→ **Challenge**
Transcribe the listing exactly, leaving out every picture.

[start]

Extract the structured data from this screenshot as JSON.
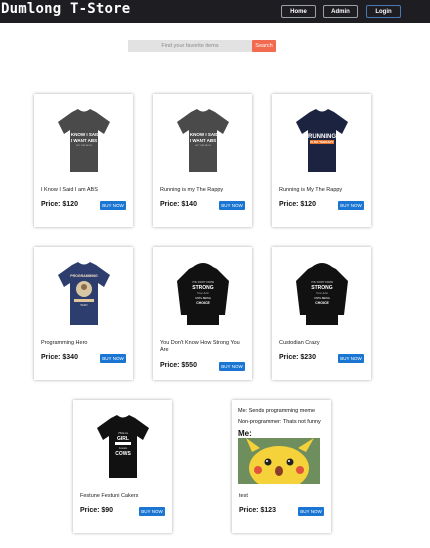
{
  "header": {
    "brand": "Dumlong T-Store",
    "nav": [
      {
        "label": "Home"
      },
      {
        "label": "Admin"
      },
      {
        "label": "Login"
      }
    ]
  },
  "search": {
    "placeholder": "Find your favorite items",
    "button_label": "Search"
  },
  "buy_label": "BUY NOW",
  "products": [
    {
      "name": "I Know I Said I am ABS",
      "price": "Price: $120",
      "shirt_color": "#4a4a4a",
      "print_text": [
        "I KNOW I SAID",
        "I WANT ABS"
      ]
    },
    {
      "name": "Running is my The Rappy",
      "price": "Price: $140",
      "shirt_color": "#4a4a4a",
      "print_text": [
        "I KNOW I SAID",
        "I WANT ABS"
      ]
    },
    {
      "name": "Running is My The Rappy",
      "price": "Price: $120",
      "shirt_color": "#1c2341",
      "print_text": [
        "RUNNING",
        "IS MY THERAPY"
      ]
    },
    {
      "name": "Programming Hero",
      "price": "Price: $340",
      "shirt_color": "#2c3d6e",
      "print_text": [
        "PROGRAMMING",
        "HERO"
      ]
    },
    {
      "name": "You Don't Know How Strong You Are",
      "price": "Price: $550",
      "shirt_color": "#111111",
      "print_text": [
        "YOU DON'T KNOW",
        "STRONG"
      ]
    },
    {
      "name": "Custodian Crazy",
      "price": "Price: $230",
      "shirt_color": "#111111",
      "print_text": [
        "YOU DON'T KNOW",
        "STRONG"
      ]
    },
    {
      "name": "Festune Festuni Cakers",
      "price": "Price: $90",
      "shirt_color": "#111111",
      "print_text": [
        "GIRL",
        "COWS"
      ]
    },
    {
      "name": "test",
      "price": "Price: $123",
      "meme": {
        "line1": "Me: Sends programming meme",
        "line2": "Non-programmer: Thats not funny",
        "line3": "Me:"
      }
    }
  ]
}
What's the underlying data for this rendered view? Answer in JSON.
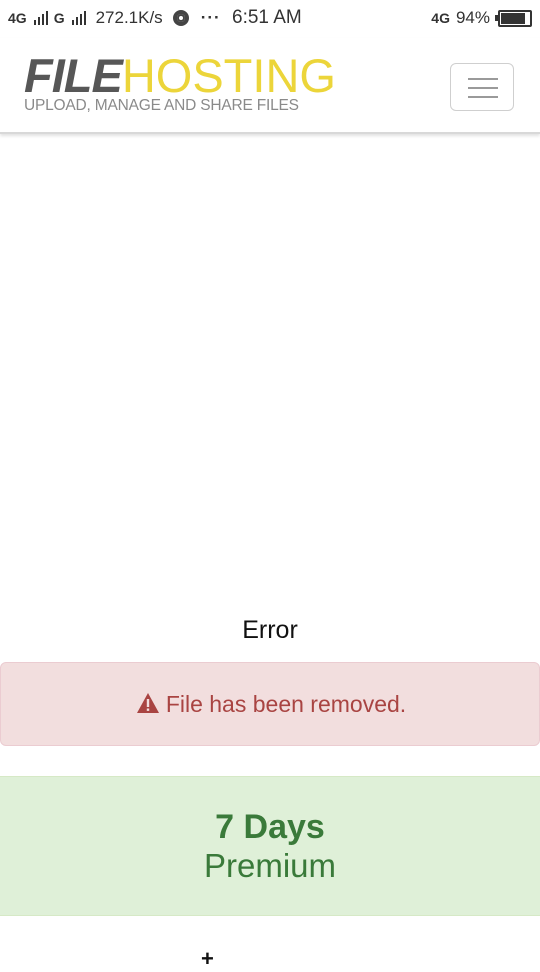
{
  "status_bar": {
    "network_1": "4G",
    "network_2": "G",
    "speed": "272.1K/s",
    "dots": "···",
    "time": "6:51 AM",
    "network_right": "4G",
    "battery_text": "94%",
    "battery_level": 0.94
  },
  "header": {
    "logo_file": "FILE",
    "logo_hosting": "HOSTING",
    "logo_tagline": "UPLOAD, MANAGE AND SHARE FILES"
  },
  "content": {
    "error_title": "Error",
    "alert_message": "File has been removed.",
    "premium_days": "7 Days",
    "premium_label": "Premium",
    "bottom_symbol": "+"
  },
  "colors": {
    "alert_bg": "#f2dede",
    "alert_text": "#a94442",
    "premium_bg": "#dff0d8",
    "premium_text": "#3a7a3a",
    "logo_gray": "#575757",
    "logo_yellow": "#ecd53a"
  }
}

[end]

→ **Answer for the task**
Extract the structured data from this screenshot as JSON.
{
  "header": {
    "brand": "Dumlong T-Store",
    "nav": [
      {
        "label": "Home"
      },
      {
        "label": "Admin"
      },
      {
        "label": "Login"
      }
    ]
  },
  "search": {
    "placeholder": "Find your favorite items",
    "button_label": "Search"
  },
  "buy_label": "BUY NOW",
  "products": [
    {
      "name": "I Know I Said I am ABS",
      "price": "Price: $120",
      "shirt_color": "#4a4a4a",
      "print_text": [
        "I KNOW I SAID",
        "I WANT ABS"
      ]
    },
    {
      "name": "Running is my The Rappy",
      "price": "Price: $140",
      "shirt_color": "#4a4a4a",
      "print_text": [
        "I KNOW I SAID",
        "I WANT ABS"
      ]
    },
    {
      "name": "Running is My The Rappy",
      "price": "Price: $120",
      "shirt_color": "#1c2341",
      "print_text": [
        "RUNNING",
        "IS MY THERAPY"
      ]
    },
    {
      "name": "Programming Hero",
      "price": "Price: $340",
      "shirt_color": "#2c3d6e",
      "print_text": [
        "PROGRAMMING",
        "HERO"
      ]
    },
    {
      "name": "You Don't Know How Strong You Are",
      "price": "Price: $550",
      "shirt_color": "#111111",
      "print_text": [
        "YOU DON'T KNOW",
        "STRONG"
      ]
    },
    {
      "name": "Custodian Crazy",
      "price": "Price: $230",
      "shirt_color": "#111111",
      "print_text": [
        "YOU DON'T KNOW",
        "STRONG"
      ]
    },
    {
      "name": "Festune Festuni Cakers",
      "price": "Price: $90",
      "shirt_color": "#111111",
      "print_text": [
        "GIRL",
        "COWS"
      ]
    },
    {
      "name": "test",
      "price": "Price: $123",
      "meme": {
        "line1": "Me: Sends programming meme",
        "line2": "Non-programmer: Thats not funny",
        "line3": "Me:"
      }
    }
  ]
}
What's the underlying data for this rendered view? Answer in JSON.
{
  "status_bar": {
    "network_1": "4G",
    "network_2": "G",
    "speed": "272.1K/s",
    "dots": "···",
    "time": "6:51 AM",
    "network_right": "4G",
    "battery_text": "94%",
    "battery_level": 0.94
  },
  "header": {
    "logo_file": "FILE",
    "logo_hosting": "HOSTING",
    "logo_tagline": "UPLOAD, MANAGE AND SHARE FILES"
  },
  "content": {
    "error_title": "Error",
    "alert_message": "File has been removed.",
    "premium_days": "7 Days",
    "premium_label": "Premium",
    "bottom_symbol": "+"
  },
  "colors": {
    "alert_bg": "#f2dede",
    "alert_text": "#a94442",
    "premium_bg": "#dff0d8",
    "premium_text": "#3a7a3a",
    "logo_gray": "#575757",
    "logo_yellow": "#ecd53a"
  }
}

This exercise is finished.